Exercise requirements:
Check each line of the records below for the word "this" and copy those where it appears.
——
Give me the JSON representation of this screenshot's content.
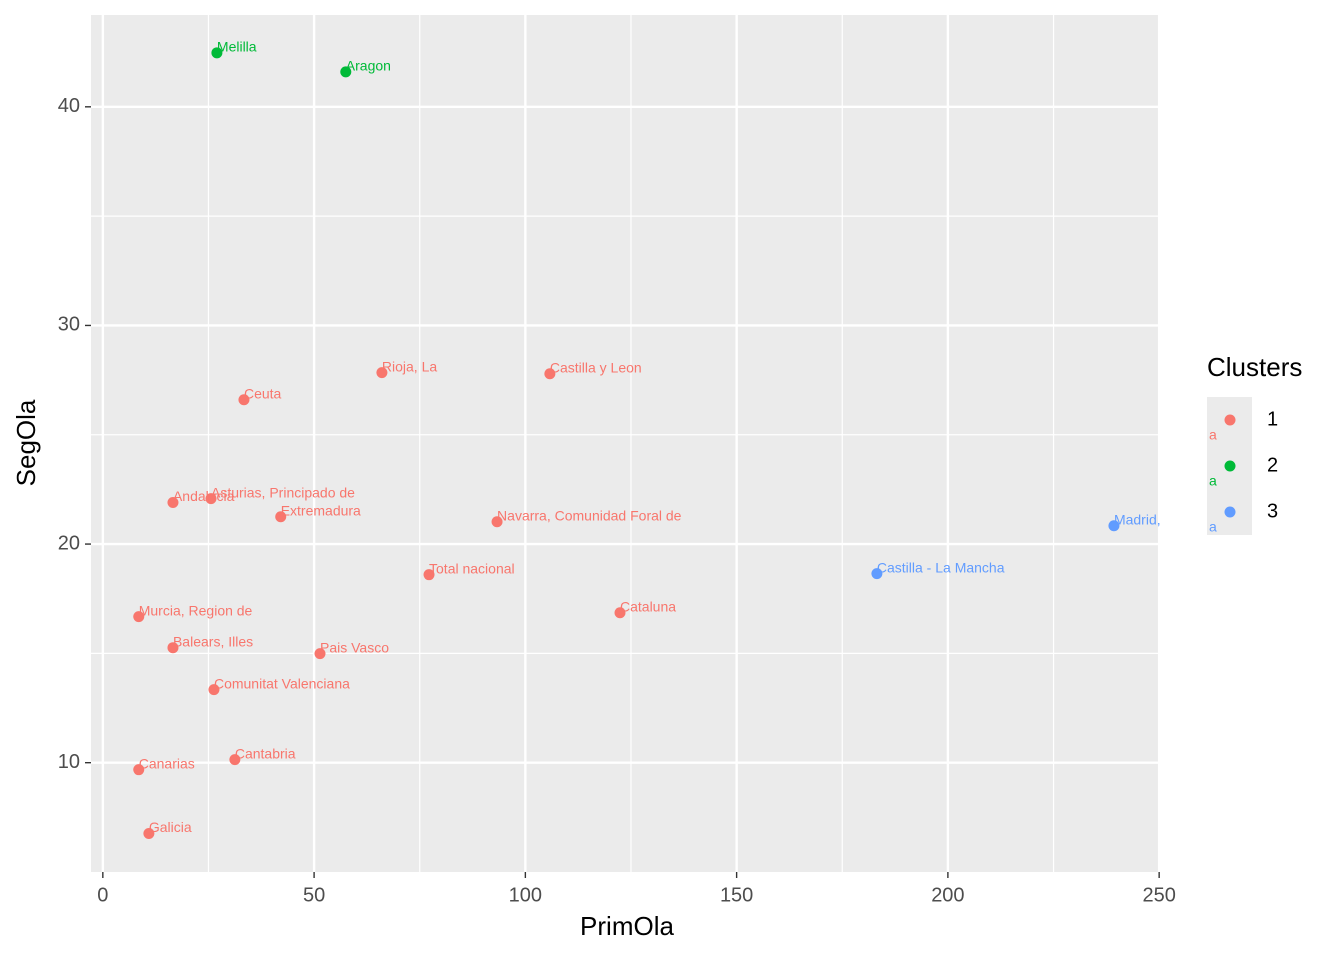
{
  "chart_data": {
    "type": "scatter",
    "x_label": "PrimOla",
    "y_label": "SegOla",
    "xlim": [
      -2.8,
      250.2
    ],
    "ylim": [
      5.0,
      44.2
    ],
    "xticks": [
      0,
      50,
      100,
      150,
      200,
      250
    ],
    "yticks": [
      10,
      20,
      30,
      40
    ],
    "minor_xticks": [
      25,
      75,
      125,
      175,
      225
    ],
    "minor_yticks": [
      15,
      25,
      35
    ],
    "grid": true,
    "legend_title": "Clusters",
    "legend_glyph": "a",
    "legend_position": "right",
    "series": [
      {
        "name": "1",
        "color": "#F8766D",
        "x": [
          66.05,
          105.8,
          33.4,
          16.6,
          25.6,
          42.1,
          93.3,
          77.2,
          8.5,
          122.4,
          16.6,
          51.4,
          26.3,
          31.25,
          8.5,
          10.9
        ],
        "values": [
          27.84,
          27.79,
          26.6,
          21.9,
          22.08,
          21.25,
          21.02,
          18.6,
          16.68,
          16.86,
          15.26,
          14.99,
          13.34,
          10.14,
          9.68,
          6.76
        ],
        "labels": [
          "Rioja, La",
          "Castilla y Leon",
          "Ceuta",
          "Andalucia",
          "Asturias, Principado de",
          "Extremadura",
          "Navarra, Comunidad Foral de",
          "Total nacional",
          "Murcia, Region de",
          "Cataluna",
          "Balears, Illes",
          "Pais Vasco",
          "Comunitat Valenciana",
          "Cantabria",
          "Canarias",
          "Galicia"
        ]
      },
      {
        "name": "2",
        "color": "#00BA38",
        "x": [
          27.0,
          57.5
        ],
        "values": [
          42.47,
          41.6
        ],
        "labels": [
          "Melilla",
          "Aragon"
        ]
      },
      {
        "name": "3",
        "color": "#619CFF",
        "x": [
          239.3,
          183.2
        ],
        "values": [
          20.84,
          18.65
        ],
        "labels": [
          "Madrid,",
          "Castilla - La Mancha"
        ]
      }
    ]
  }
}
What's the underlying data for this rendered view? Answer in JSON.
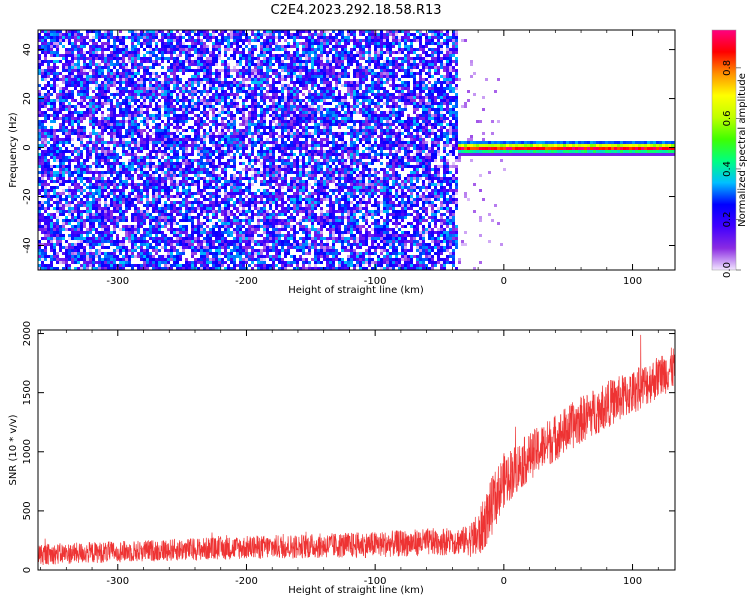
{
  "title": "C2E4.2023.292.18.58.R13",
  "chart_data": [
    {
      "type": "heatmap",
      "xlabel": "Height of straight line (km)",
      "ylabel": "Frequency (Hz)",
      "xlim": [
        -362,
        133
      ],
      "ylim": [
        -50,
        48
      ],
      "xticks": [
        -300,
        -200,
        -100,
        0,
        100
      ],
      "yticks": [
        -40,
        -20,
        0,
        20,
        40
      ],
      "xtick_labels": [
        "-300",
        "-200",
        "-100",
        "0",
        "100"
      ],
      "ytick_labels": [
        "-40",
        "-20",
        "0",
        "20",
        "40"
      ],
      "noise_region_x": [
        -362,
        -36
      ],
      "tone_region_x": [
        -36,
        133
      ],
      "tone_frequency_hz": 0,
      "noise_amplitude_range": [
        0.0,
        0.35
      ],
      "tone_amplitude_range": [
        0.5,
        0.95
      ],
      "colorbar": {
        "label": "Normalized spectral amplitude",
        "range": [
          0.0,
          0.95
        ],
        "ticks": [
          0.0,
          0.2,
          0.4,
          0.6,
          0.8
        ],
        "tick_labels": [
          "0.0",
          "0.2",
          "0.4",
          "0.6",
          "0.8"
        ],
        "colors": [
          "#f2e6ff",
          "#8a2be2",
          "#4000ff",
          "#0000ff",
          "#00bfff",
          "#00ff80",
          "#40ff00",
          "#c0ff00",
          "#ffff00",
          "#ff9000",
          "#ff0000",
          "#ff0080"
        ]
      }
    },
    {
      "type": "line",
      "xlabel": "Height of straight line (km)",
      "ylabel": "SNR (10 * v/v)",
      "xlim": [
        -362,
        133
      ],
      "ylim": [
        0,
        2030
      ],
      "xticks": [
        -300,
        -200,
        -100,
        0,
        100
      ],
      "yticks": [
        0,
        500,
        1000,
        1500,
        2000
      ],
      "xtick_labels": [
        "-300",
        "-200",
        "-100",
        "0",
        "100"
      ],
      "ytick_labels": [
        "0",
        "500",
        "1000",
        "1500",
        "2000"
      ],
      "color": "#ee3333",
      "trend": {
        "x": [
          -362,
          -300,
          -200,
          -100,
          -30,
          -20,
          -10,
          0,
          20,
          40,
          60,
          80,
          100,
          133
        ],
        "mean": [
          130,
          155,
          190,
          215,
          250,
          280,
          520,
          760,
          960,
          1120,
          1270,
          1400,
          1500,
          1720
        ],
        "spread": [
          90,
          90,
          100,
          110,
          120,
          200,
          250,
          230,
          200,
          200,
          200,
          200,
          190,
          180
        ]
      }
    }
  ]
}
——
Task solution:
Give me the JSON representation of this screenshot's content.
What's the underlying data for this rendered view? Answer in JSON.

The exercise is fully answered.